# WHAT YOU NEED TO DO
What follows is a listing. Return every line of it exactly.

___ DATA TO USE ___

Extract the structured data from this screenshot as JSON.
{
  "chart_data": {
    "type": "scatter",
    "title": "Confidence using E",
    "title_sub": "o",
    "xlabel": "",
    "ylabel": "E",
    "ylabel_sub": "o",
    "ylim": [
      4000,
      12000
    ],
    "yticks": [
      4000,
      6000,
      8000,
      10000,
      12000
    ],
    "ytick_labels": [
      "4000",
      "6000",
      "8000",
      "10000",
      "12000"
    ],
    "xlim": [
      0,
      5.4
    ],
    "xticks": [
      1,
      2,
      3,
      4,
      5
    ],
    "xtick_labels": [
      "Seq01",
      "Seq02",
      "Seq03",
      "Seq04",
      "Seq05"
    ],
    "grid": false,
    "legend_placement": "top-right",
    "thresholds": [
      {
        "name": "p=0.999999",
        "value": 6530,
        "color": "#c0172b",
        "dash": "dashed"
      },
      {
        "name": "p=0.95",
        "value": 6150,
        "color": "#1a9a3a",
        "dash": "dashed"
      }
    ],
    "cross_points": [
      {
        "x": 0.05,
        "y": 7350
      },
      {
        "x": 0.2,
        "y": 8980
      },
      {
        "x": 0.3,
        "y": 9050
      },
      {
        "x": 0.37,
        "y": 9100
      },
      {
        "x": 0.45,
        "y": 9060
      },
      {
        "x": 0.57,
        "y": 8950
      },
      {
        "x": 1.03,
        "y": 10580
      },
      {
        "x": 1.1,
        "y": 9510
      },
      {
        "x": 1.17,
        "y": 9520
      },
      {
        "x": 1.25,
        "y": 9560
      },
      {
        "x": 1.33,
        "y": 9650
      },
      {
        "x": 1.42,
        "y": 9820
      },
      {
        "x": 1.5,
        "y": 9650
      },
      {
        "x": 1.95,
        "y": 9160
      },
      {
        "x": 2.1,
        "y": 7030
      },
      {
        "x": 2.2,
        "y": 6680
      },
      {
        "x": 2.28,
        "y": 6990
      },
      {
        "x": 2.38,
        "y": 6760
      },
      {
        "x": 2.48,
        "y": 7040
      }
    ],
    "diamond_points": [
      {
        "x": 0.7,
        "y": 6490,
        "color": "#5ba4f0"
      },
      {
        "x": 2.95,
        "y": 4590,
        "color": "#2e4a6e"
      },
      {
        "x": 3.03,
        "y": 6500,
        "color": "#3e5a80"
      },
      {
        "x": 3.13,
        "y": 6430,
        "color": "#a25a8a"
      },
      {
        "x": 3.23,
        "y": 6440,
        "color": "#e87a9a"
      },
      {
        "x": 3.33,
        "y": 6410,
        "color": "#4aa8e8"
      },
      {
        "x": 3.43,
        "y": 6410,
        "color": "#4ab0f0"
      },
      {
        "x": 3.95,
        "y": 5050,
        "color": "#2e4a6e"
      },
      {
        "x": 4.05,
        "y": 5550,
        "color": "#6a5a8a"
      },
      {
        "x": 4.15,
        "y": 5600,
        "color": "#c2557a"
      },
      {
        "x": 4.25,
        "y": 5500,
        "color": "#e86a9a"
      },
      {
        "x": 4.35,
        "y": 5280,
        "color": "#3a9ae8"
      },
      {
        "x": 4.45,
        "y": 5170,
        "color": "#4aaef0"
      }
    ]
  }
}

___

# RESULT
Extract the structured data from this screenshot as JSON.
{
  "chart_data": {
    "type": "scatter",
    "title": "Confidence using E",
    "title_sub": "o",
    "xlabel": "",
    "ylabel": "E",
    "ylabel_sub": "o",
    "ylim": [
      4000,
      12000
    ],
    "yticks": [
      4000,
      6000,
      8000,
      10000,
      12000
    ],
    "ytick_labels": [
      "4000",
      "6000",
      "8000",
      "10000",
      "12000"
    ],
    "xlim": [
      0,
      5.4
    ],
    "xticks": [
      1,
      2,
      3,
      4,
      5
    ],
    "xtick_labels": [
      "Seq01",
      "Seq02",
      "Seq03",
      "Seq04",
      "Seq05"
    ],
    "grid": false,
    "legend_placement": "top-right",
    "thresholds": [
      {
        "name": "p=0.999999",
        "value": 6530,
        "color": "#c0172b",
        "dash": "dashed"
      },
      {
        "name": "p=0.95",
        "value": 6150,
        "color": "#1a9a3a",
        "dash": "dashed"
      }
    ],
    "cross_points": [
      {
        "x": 0.05,
        "y": 7350
      },
      {
        "x": 0.2,
        "y": 8980
      },
      {
        "x": 0.3,
        "y": 9050
      },
      {
        "x": 0.37,
        "y": 9100
      },
      {
        "x": 0.45,
        "y": 9060
      },
      {
        "x": 0.57,
        "y": 8950
      },
      {
        "x": 1.03,
        "y": 10580
      },
      {
        "x": 1.1,
        "y": 9510
      },
      {
        "x": 1.17,
        "y": 9520
      },
      {
        "x": 1.25,
        "y": 9560
      },
      {
        "x": 1.33,
        "y": 9650
      },
      {
        "x": 1.42,
        "y": 9820
      },
      {
        "x": 1.5,
        "y": 9650
      },
      {
        "x": 1.95,
        "y": 9160
      },
      {
        "x": 2.1,
        "y": 7030
      },
      {
        "x": 2.2,
        "y": 6680
      },
      {
        "x": 2.28,
        "y": 6990
      },
      {
        "x": 2.38,
        "y": 6760
      },
      {
        "x": 2.48,
        "y": 7040
      }
    ],
    "diamond_points": [
      {
        "x": 0.7,
        "y": 6490,
        "color": "#5ba4f0"
      },
      {
        "x": 2.95,
        "y": 4590,
        "color": "#2e4a6e"
      },
      {
        "x": 3.03,
        "y": 6500,
        "color": "#3e5a80"
      },
      {
        "x": 3.13,
        "y": 6430,
        "color": "#a25a8a"
      },
      {
        "x": 3.23,
        "y": 6440,
        "color": "#e87a9a"
      },
      {
        "x": 3.33,
        "y": 6410,
        "color": "#4aa8e8"
      },
      {
        "x": 3.43,
        "y": 6410,
        "color": "#4ab0f0"
      },
      {
        "x": 3.95,
        "y": 5050,
        "color": "#2e4a6e"
      },
      {
        "x": 4.05,
        "y": 5550,
        "color": "#6a5a8a"
      },
      {
        "x": 4.15,
        "y": 5600,
        "color": "#c2557a"
      },
      {
        "x": 4.25,
        "y": 5500,
        "color": "#e86a9a"
      },
      {
        "x": 4.35,
        "y": 5280,
        "color": "#3a9ae8"
      },
      {
        "x": 4.45,
        "y": 5170,
        "color": "#4aaef0"
      }
    ]
  }
}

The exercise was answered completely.